___ INPUT ROWS

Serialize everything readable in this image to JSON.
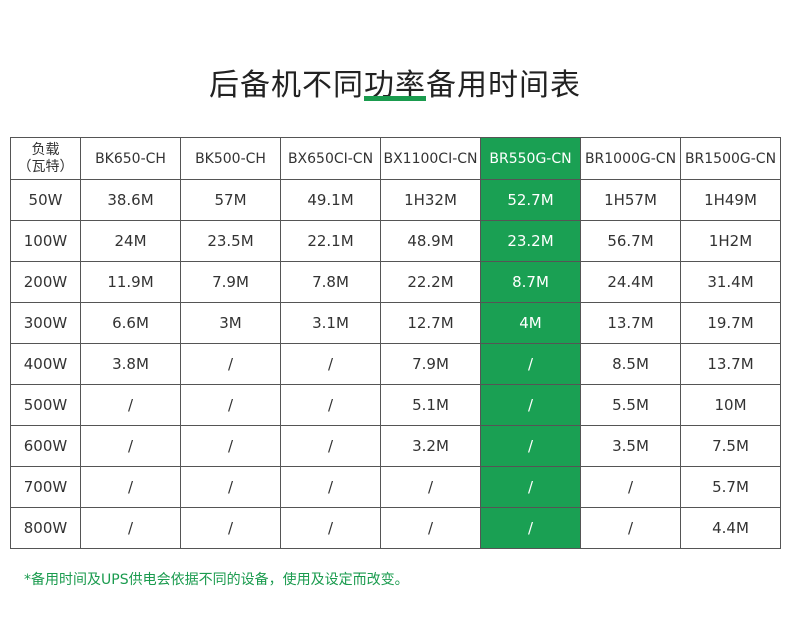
{
  "title": "后备机不同功率备用时间表",
  "colors": {
    "accent": "#1aa053",
    "highlight_column": "BR550G-CN"
  },
  "table": {
    "corner_line1": "负载",
    "corner_line2": "（瓦特）",
    "models": [
      "BK650-CH",
      "BK500-CH",
      "BX650CI-CN",
      "BX1100CI-CN",
      "BR550G-CN",
      "BR1000G-CN",
      "BR1500G-CN"
    ],
    "rows": [
      {
        "load": "50W",
        "values": [
          "38.6M",
          "57M",
          "49.1M",
          "1H32M",
          "52.7M",
          "1H57M",
          "1H49M"
        ]
      },
      {
        "load": "100W",
        "values": [
          "24M",
          "23.5M",
          "22.1M",
          "48.9M",
          "23.2M",
          "56.7M",
          "1H2M"
        ]
      },
      {
        "load": "200W",
        "values": [
          "11.9M",
          "7.9M",
          "7.8M",
          "22.2M",
          "8.7M",
          "24.4M",
          "31.4M"
        ]
      },
      {
        "load": "300W",
        "values": [
          "6.6M",
          "3M",
          "3.1M",
          "12.7M",
          "4M",
          "13.7M",
          "19.7M"
        ]
      },
      {
        "load": "400W",
        "values": [
          "3.8M",
          "/",
          "/",
          "7.9M",
          "/",
          "8.5M",
          "13.7M"
        ]
      },
      {
        "load": "500W",
        "values": [
          "/",
          "/",
          "/",
          "5.1M",
          "/",
          "5.5M",
          "10M"
        ]
      },
      {
        "load": "600W",
        "values": [
          "/",
          "/",
          "/",
          "3.2M",
          "/",
          "3.5M",
          "7.5M"
        ]
      },
      {
        "load": "700W",
        "values": [
          "/",
          "/",
          "/",
          "/",
          "/",
          "/",
          "5.7M"
        ]
      },
      {
        "load": "800W",
        "values": [
          "/",
          "/",
          "/",
          "/",
          "/",
          "/",
          "4.4M"
        ]
      }
    ]
  },
  "footnote": "*备用时间及UPS供电会依据不同的设备，使用及设定而改变。"
}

______

● **WHAT YOU ARE ASKED TO DO**:
Output every entry exactly as given; pictures are not part of the copy.

● **SOLVED EXERCISE**:
Serialize everything readable in this image to JSON.
{
  "title": "后备机不同功率备用时间表",
  "colors": {
    "accent": "#1aa053",
    "highlight_column": "BR550G-CN"
  },
  "table": {
    "corner_line1": "负载",
    "corner_line2": "（瓦特）",
    "models": [
      "BK650-CH",
      "BK500-CH",
      "BX650CI-CN",
      "BX1100CI-CN",
      "BR550G-CN",
      "BR1000G-CN",
      "BR1500G-CN"
    ],
    "rows": [
      {
        "load": "50W",
        "values": [
          "38.6M",
          "57M",
          "49.1M",
          "1H32M",
          "52.7M",
          "1H57M",
          "1H49M"
        ]
      },
      {
        "load": "100W",
        "values": [
          "24M",
          "23.5M",
          "22.1M",
          "48.9M",
          "23.2M",
          "56.7M",
          "1H2M"
        ]
      },
      {
        "load": "200W",
        "values": [
          "11.9M",
          "7.9M",
          "7.8M",
          "22.2M",
          "8.7M",
          "24.4M",
          "31.4M"
        ]
      },
      {
        "load": "300W",
        "values": [
          "6.6M",
          "3M",
          "3.1M",
          "12.7M",
          "4M",
          "13.7M",
          "19.7M"
        ]
      },
      {
        "load": "400W",
        "values": [
          "3.8M",
          "/",
          "/",
          "7.9M",
          "/",
          "8.5M",
          "13.7M"
        ]
      },
      {
        "load": "500W",
        "values": [
          "/",
          "/",
          "/",
          "5.1M",
          "/",
          "5.5M",
          "10M"
        ]
      },
      {
        "load": "600W",
        "values": [
          "/",
          "/",
          "/",
          "3.2M",
          "/",
          "3.5M",
          "7.5M"
        ]
      },
      {
        "load": "700W",
        "values": [
          "/",
          "/",
          "/",
          "/",
          "/",
          "/",
          "5.7M"
        ]
      },
      {
        "load": "800W",
        "values": [
          "/",
          "/",
          "/",
          "/",
          "/",
          "/",
          "4.4M"
        ]
      }
    ]
  },
  "footnote": "*备用时间及UPS供电会依据不同的设备，使用及设定而改变。"
}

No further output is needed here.